Below is a listing to transcribe in full and exactly; keep the pictures out.
### Supplied data ###
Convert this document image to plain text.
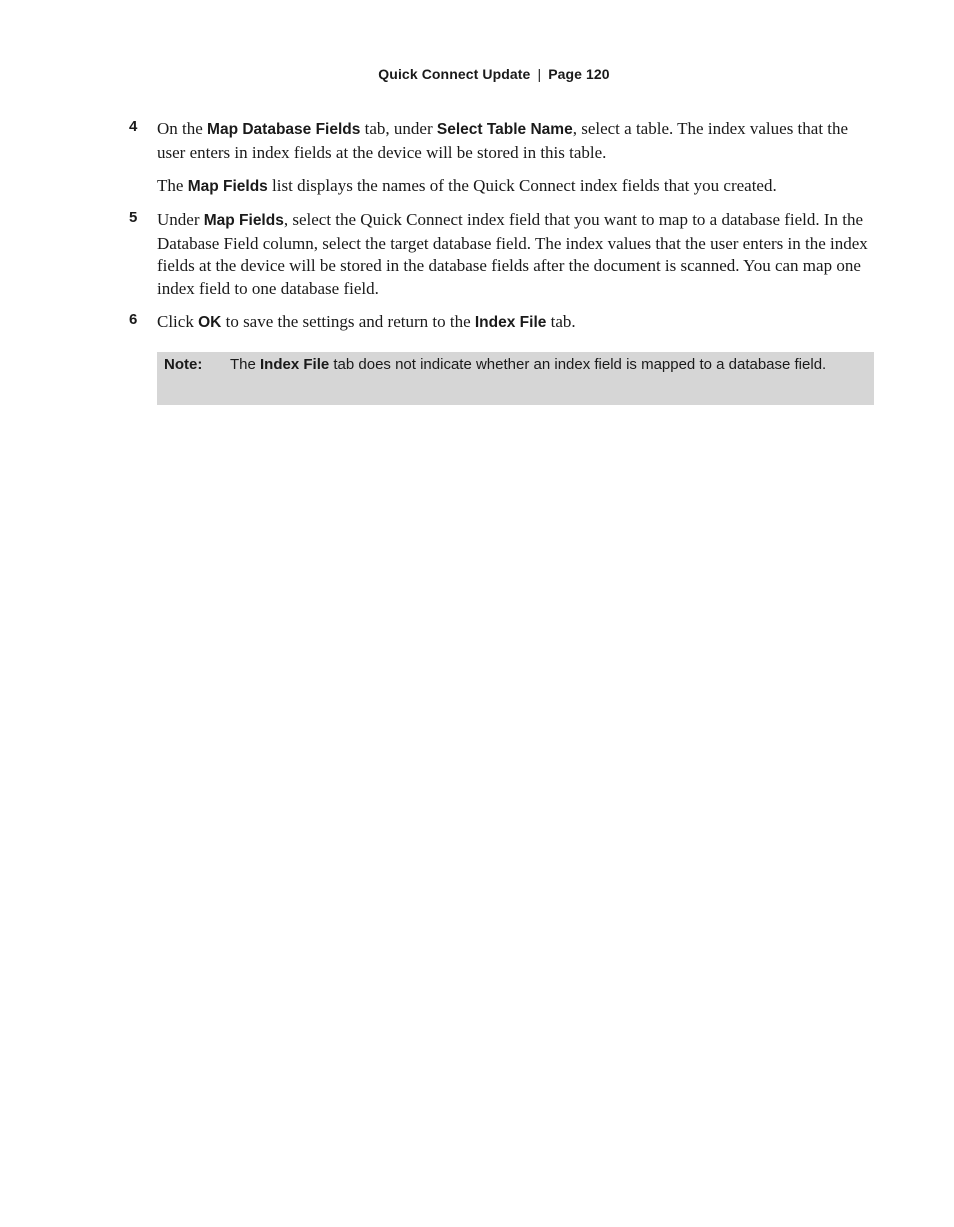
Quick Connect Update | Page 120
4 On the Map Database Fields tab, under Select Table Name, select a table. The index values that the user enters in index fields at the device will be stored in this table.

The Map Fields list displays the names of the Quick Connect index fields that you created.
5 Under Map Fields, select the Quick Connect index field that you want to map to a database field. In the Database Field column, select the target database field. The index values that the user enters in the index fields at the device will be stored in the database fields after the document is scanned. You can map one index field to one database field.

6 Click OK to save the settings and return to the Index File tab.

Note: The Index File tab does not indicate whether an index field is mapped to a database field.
###
• Exercise response
Convert this document image to plain text.
Quick Connect Update | Page 120
4 On the Map Database Fields tab, under Select Table Name, select a table. The index values that the user enters in index fields at the device will be stored in this table.

The Map Fields list displays the names of the Quick Connect index fields that you created.
5 Under Map Fields, select the Quick Connect index field that you want to map to a database field. In the Database Field column, select the target database field. The index values that the user enters in the index fields at the device will be stored in the database fields after the document is scanned. You can map one index field to one database field.

6 Click OK to save the settings and return to the Index File tab.

Note: The Index File tab does not indicate whether an index field is mapped to a database field.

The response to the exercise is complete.